What is required - Say the number of lines containing the string "JSON", and say nothing else.

========================================

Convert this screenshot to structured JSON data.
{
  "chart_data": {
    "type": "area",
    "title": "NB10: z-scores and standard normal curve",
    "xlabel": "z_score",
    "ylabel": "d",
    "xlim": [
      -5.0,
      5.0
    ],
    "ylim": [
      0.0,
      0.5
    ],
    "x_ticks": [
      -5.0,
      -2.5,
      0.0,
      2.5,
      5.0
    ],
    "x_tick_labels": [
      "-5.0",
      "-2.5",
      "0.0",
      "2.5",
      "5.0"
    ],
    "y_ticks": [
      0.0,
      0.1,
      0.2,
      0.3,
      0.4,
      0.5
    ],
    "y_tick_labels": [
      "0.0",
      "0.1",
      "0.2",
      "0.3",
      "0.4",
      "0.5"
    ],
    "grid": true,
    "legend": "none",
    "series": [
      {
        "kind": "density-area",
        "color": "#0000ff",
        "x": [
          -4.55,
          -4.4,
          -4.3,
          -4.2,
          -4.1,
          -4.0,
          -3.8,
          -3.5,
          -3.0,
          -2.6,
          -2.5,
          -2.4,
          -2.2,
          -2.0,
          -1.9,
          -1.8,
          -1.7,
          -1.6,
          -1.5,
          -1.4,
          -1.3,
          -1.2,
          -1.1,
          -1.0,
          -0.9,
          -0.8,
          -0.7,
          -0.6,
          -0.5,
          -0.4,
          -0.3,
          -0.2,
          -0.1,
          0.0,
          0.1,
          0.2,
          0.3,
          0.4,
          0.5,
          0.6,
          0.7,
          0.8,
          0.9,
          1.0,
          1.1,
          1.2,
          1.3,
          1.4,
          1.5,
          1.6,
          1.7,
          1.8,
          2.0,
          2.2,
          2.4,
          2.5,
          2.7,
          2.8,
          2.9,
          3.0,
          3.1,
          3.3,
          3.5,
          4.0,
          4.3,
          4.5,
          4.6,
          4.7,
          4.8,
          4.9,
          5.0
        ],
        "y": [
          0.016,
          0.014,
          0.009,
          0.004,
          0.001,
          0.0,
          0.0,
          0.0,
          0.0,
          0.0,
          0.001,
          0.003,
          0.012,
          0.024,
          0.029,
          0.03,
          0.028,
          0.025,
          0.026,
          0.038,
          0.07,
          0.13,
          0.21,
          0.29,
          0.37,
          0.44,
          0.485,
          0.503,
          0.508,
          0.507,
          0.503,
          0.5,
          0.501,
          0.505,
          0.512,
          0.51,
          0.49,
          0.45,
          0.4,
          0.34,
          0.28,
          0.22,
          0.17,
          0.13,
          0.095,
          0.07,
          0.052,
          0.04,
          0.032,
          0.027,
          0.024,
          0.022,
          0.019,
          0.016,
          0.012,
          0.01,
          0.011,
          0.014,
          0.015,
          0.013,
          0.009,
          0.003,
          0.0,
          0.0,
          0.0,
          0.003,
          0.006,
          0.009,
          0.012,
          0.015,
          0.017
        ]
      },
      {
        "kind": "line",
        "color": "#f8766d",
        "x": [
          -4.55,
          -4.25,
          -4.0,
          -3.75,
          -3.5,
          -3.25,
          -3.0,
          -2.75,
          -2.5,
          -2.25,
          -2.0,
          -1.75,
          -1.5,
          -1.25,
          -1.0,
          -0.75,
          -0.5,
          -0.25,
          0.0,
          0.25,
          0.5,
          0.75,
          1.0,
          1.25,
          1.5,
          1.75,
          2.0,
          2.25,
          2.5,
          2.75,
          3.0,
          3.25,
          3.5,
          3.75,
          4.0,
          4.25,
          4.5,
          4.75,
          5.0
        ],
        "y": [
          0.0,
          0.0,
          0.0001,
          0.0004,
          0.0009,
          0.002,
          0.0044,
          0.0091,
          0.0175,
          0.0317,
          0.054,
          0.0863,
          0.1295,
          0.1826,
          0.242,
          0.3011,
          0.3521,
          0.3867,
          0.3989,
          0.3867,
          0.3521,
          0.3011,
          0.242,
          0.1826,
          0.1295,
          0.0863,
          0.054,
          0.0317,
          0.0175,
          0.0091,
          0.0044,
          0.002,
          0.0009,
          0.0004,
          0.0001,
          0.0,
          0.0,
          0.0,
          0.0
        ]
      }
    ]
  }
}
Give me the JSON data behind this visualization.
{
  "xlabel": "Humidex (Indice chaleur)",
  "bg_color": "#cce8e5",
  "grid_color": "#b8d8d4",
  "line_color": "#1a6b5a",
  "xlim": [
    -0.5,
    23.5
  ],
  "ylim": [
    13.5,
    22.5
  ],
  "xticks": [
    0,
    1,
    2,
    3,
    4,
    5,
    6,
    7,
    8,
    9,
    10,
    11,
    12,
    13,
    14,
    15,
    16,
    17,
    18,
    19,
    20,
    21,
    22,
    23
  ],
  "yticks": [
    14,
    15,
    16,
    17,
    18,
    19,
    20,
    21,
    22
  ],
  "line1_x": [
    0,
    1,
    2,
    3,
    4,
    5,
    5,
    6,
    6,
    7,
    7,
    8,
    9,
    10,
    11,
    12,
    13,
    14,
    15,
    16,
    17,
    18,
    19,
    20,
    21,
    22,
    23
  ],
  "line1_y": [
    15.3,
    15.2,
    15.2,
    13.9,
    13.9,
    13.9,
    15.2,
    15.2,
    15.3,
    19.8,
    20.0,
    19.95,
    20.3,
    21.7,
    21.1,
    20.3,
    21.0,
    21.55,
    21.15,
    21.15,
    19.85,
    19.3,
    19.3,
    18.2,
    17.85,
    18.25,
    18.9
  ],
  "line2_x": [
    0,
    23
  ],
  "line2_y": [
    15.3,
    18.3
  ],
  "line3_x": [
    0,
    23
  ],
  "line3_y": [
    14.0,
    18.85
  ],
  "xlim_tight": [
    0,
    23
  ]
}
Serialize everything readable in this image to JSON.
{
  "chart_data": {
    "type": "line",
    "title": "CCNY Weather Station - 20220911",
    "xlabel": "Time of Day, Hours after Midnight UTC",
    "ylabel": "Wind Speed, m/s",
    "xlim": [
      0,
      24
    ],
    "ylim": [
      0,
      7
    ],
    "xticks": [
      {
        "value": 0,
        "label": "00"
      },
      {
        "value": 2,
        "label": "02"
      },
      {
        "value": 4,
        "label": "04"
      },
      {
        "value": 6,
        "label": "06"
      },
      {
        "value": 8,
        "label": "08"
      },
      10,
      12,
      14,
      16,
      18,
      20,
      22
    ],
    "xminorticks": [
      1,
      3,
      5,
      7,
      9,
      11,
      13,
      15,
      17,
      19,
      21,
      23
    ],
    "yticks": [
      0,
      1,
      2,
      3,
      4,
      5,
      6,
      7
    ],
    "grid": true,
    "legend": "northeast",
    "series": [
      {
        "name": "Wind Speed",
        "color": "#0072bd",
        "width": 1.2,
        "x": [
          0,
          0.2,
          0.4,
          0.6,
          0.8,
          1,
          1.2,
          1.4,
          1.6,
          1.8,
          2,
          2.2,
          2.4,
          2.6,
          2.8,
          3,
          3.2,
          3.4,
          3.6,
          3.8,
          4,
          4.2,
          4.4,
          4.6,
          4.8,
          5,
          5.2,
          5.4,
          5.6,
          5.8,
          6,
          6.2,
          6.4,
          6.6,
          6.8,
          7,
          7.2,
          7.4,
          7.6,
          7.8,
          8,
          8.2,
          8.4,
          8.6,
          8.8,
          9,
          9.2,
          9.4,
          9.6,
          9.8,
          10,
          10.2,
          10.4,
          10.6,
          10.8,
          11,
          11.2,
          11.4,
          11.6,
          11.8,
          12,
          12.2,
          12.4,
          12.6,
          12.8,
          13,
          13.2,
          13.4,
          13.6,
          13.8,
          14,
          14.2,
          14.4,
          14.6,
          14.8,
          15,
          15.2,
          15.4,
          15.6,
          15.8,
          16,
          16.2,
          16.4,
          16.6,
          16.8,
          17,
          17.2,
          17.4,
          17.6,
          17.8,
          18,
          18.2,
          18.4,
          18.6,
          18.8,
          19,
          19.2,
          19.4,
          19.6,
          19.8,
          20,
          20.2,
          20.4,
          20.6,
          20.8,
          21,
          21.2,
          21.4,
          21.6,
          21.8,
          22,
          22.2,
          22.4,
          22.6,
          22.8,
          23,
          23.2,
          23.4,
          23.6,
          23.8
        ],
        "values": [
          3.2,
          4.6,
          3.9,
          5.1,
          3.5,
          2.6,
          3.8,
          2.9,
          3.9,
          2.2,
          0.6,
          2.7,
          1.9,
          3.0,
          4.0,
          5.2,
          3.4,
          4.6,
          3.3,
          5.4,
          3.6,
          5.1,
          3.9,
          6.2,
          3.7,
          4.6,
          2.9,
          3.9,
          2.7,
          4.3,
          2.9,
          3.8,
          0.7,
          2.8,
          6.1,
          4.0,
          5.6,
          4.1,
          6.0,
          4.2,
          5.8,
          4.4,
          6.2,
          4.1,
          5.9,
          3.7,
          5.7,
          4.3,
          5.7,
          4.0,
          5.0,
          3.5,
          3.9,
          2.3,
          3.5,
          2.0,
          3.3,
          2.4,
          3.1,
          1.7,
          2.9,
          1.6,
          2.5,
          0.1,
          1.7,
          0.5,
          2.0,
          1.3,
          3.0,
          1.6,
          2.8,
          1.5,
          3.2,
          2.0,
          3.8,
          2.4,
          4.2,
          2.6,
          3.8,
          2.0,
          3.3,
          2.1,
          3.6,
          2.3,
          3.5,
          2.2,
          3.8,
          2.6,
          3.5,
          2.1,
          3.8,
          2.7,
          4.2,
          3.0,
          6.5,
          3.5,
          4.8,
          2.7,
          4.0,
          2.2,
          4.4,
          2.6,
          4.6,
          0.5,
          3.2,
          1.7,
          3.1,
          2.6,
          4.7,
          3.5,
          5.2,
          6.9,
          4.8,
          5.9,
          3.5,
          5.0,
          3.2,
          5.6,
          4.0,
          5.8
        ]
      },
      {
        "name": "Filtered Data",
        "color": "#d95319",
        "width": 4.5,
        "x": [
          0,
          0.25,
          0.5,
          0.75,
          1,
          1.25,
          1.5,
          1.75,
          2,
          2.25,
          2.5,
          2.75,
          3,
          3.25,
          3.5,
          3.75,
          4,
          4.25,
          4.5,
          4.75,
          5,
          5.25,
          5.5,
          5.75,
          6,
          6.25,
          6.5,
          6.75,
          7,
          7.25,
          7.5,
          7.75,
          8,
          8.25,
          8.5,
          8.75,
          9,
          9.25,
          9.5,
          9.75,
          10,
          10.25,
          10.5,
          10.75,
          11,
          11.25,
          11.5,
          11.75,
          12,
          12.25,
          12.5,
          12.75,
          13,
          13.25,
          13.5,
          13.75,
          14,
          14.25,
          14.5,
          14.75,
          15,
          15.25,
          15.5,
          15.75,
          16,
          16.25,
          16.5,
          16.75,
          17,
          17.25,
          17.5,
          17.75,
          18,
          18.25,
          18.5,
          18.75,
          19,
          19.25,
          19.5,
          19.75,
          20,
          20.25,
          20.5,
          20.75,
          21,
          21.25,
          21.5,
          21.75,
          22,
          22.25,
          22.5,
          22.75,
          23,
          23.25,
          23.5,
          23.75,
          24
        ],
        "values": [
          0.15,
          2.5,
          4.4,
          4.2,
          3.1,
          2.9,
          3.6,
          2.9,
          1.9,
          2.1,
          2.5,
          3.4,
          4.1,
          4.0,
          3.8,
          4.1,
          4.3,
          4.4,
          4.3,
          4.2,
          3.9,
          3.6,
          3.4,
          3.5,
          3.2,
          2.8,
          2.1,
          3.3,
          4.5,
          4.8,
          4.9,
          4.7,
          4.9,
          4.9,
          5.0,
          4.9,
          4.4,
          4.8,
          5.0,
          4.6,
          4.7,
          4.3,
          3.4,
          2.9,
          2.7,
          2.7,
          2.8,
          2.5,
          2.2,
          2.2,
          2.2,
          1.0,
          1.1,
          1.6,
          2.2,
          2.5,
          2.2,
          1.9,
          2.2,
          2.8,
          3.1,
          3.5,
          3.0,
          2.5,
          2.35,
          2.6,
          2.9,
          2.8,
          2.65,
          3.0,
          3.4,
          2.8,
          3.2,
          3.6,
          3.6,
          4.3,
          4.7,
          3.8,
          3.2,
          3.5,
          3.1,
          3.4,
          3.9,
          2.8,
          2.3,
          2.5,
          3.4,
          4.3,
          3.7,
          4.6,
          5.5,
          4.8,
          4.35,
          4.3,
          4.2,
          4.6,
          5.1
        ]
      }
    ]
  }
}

========================================

Answer to this exercise - 3